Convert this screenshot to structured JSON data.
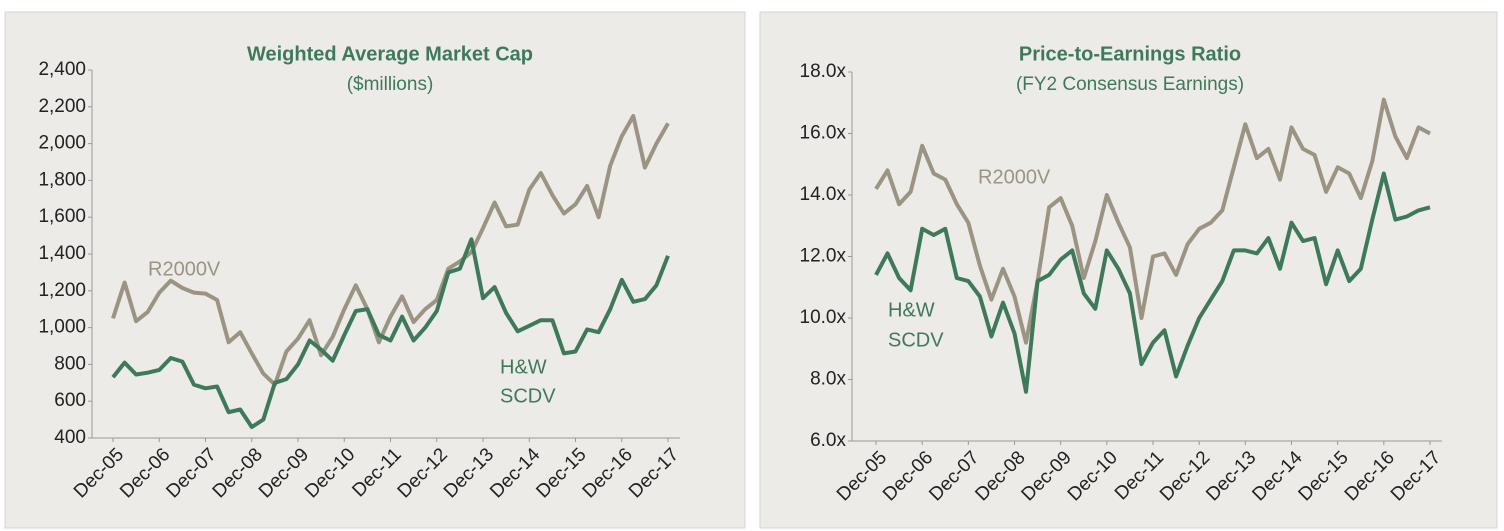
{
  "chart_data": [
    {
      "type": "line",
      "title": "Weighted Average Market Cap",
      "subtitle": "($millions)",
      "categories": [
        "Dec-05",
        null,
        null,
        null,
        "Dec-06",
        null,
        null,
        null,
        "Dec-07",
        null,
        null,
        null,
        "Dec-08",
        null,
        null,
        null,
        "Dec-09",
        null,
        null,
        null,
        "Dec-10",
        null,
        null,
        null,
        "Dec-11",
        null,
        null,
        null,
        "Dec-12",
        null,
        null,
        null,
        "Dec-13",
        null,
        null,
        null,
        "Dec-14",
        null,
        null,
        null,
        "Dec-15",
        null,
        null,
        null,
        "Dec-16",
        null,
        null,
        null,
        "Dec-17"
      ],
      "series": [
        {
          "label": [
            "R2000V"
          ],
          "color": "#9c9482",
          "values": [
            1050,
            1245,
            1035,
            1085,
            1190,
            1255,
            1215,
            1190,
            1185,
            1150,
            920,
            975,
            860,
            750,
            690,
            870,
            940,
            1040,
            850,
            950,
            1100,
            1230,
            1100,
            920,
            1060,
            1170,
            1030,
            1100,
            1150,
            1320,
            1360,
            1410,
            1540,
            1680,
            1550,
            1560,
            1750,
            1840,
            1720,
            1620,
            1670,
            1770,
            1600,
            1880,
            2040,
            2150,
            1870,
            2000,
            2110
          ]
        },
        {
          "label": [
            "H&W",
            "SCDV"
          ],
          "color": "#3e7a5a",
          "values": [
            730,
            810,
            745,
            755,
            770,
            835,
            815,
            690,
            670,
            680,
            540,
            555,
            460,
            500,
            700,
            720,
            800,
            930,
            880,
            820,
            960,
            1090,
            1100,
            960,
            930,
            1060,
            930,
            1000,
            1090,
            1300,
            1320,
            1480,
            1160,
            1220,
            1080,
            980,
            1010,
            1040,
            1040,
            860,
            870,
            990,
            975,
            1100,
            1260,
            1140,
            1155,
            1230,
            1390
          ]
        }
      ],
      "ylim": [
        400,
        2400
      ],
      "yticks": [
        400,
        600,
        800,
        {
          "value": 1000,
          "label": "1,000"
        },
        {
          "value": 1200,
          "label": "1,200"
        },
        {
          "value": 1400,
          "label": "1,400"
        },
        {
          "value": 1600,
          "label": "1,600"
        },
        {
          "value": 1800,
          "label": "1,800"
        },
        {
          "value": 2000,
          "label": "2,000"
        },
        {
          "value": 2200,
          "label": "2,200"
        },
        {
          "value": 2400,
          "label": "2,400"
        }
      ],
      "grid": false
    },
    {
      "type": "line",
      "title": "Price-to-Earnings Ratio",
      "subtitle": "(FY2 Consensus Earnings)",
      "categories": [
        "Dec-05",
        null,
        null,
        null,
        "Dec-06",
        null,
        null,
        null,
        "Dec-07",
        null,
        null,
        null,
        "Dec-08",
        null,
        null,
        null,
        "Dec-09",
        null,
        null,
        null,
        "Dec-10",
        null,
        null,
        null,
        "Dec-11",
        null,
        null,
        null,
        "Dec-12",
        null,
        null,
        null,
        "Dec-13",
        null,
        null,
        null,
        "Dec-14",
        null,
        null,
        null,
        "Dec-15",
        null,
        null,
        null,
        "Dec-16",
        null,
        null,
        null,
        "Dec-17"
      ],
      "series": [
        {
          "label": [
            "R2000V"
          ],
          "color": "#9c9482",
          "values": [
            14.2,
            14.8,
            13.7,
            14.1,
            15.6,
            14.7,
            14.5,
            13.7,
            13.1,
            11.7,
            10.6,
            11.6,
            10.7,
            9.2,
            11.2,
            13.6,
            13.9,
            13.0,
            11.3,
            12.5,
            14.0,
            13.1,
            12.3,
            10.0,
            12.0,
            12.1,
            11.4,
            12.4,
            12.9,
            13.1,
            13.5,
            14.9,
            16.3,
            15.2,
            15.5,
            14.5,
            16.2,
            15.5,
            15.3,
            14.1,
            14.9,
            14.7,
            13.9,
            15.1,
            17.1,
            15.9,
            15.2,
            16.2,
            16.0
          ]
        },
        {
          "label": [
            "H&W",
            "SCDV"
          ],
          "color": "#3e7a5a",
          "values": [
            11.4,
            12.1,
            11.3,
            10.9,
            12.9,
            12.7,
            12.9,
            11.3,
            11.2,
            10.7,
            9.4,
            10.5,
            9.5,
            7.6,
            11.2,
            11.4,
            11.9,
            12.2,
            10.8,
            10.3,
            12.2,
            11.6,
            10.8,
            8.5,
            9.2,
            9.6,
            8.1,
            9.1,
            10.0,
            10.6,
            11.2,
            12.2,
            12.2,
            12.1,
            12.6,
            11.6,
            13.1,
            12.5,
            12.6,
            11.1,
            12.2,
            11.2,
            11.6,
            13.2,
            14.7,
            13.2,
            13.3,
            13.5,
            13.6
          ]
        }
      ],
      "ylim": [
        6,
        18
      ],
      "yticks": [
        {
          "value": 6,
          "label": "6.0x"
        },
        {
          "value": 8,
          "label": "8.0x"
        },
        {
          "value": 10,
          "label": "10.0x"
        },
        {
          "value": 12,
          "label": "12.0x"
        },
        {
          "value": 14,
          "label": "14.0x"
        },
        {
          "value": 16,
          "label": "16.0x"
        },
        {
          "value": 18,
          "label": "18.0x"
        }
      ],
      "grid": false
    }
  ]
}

:::::

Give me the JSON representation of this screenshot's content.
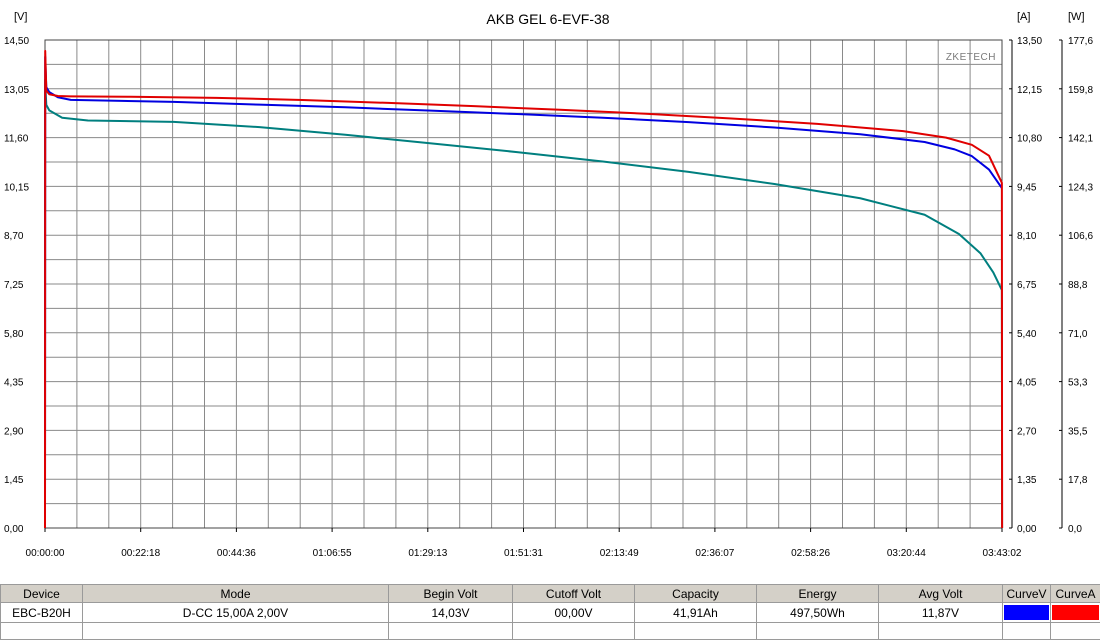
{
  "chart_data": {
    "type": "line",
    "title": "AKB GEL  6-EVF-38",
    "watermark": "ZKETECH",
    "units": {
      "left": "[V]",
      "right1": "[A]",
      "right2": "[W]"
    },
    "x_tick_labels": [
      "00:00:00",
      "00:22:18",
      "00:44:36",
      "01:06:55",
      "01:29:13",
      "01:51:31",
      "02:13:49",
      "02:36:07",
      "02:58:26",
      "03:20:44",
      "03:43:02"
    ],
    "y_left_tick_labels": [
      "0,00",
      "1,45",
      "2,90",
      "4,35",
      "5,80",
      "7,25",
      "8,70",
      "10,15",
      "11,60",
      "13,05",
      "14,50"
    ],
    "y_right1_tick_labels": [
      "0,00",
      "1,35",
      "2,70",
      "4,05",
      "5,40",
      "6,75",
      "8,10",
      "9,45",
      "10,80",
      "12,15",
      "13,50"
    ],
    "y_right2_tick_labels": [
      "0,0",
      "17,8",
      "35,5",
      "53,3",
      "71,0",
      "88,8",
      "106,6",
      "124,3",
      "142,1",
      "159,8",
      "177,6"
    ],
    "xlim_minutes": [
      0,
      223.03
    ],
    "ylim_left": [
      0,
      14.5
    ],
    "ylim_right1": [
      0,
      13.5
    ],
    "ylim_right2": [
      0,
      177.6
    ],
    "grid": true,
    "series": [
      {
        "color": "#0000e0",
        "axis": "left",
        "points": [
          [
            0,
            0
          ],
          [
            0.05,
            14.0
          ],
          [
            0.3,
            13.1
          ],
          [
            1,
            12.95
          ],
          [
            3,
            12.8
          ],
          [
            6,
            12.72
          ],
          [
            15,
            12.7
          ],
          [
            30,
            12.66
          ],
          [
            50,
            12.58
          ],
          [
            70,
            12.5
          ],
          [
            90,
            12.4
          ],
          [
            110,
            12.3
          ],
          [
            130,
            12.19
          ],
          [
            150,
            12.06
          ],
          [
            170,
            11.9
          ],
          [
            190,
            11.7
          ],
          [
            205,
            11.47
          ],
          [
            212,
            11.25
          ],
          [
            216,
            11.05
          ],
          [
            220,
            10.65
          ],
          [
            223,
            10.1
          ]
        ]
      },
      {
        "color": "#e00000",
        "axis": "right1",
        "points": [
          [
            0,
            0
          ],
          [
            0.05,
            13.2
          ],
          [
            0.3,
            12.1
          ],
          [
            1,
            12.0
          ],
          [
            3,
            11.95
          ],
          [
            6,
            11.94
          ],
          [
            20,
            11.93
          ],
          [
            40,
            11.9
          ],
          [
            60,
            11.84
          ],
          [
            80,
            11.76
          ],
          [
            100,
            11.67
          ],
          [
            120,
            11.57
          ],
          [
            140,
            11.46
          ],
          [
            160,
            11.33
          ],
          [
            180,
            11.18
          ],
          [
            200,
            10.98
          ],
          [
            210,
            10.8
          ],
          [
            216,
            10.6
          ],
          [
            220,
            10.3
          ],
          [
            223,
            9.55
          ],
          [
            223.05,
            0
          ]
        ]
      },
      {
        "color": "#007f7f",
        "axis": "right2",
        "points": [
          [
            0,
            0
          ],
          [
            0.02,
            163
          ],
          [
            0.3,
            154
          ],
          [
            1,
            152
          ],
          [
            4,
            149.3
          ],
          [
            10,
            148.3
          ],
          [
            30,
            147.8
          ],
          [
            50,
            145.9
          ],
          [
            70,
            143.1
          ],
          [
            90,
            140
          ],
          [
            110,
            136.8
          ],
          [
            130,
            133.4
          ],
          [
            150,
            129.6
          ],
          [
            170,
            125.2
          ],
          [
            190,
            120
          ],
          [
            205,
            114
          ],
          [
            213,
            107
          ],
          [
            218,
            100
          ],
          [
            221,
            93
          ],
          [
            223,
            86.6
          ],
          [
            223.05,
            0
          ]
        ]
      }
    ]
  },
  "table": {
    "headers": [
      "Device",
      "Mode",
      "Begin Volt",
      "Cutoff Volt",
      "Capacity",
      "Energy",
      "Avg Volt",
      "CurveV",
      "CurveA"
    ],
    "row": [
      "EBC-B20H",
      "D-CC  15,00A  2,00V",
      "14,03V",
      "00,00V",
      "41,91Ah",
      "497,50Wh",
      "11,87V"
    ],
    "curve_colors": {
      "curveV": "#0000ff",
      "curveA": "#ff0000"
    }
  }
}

:::::

- Challenge: Where a line in the entries holds "JSON", copy that line.

- Expected answer:
Convert this screenshot to structured JSON data.
Give me the JSON representation of this screenshot's content.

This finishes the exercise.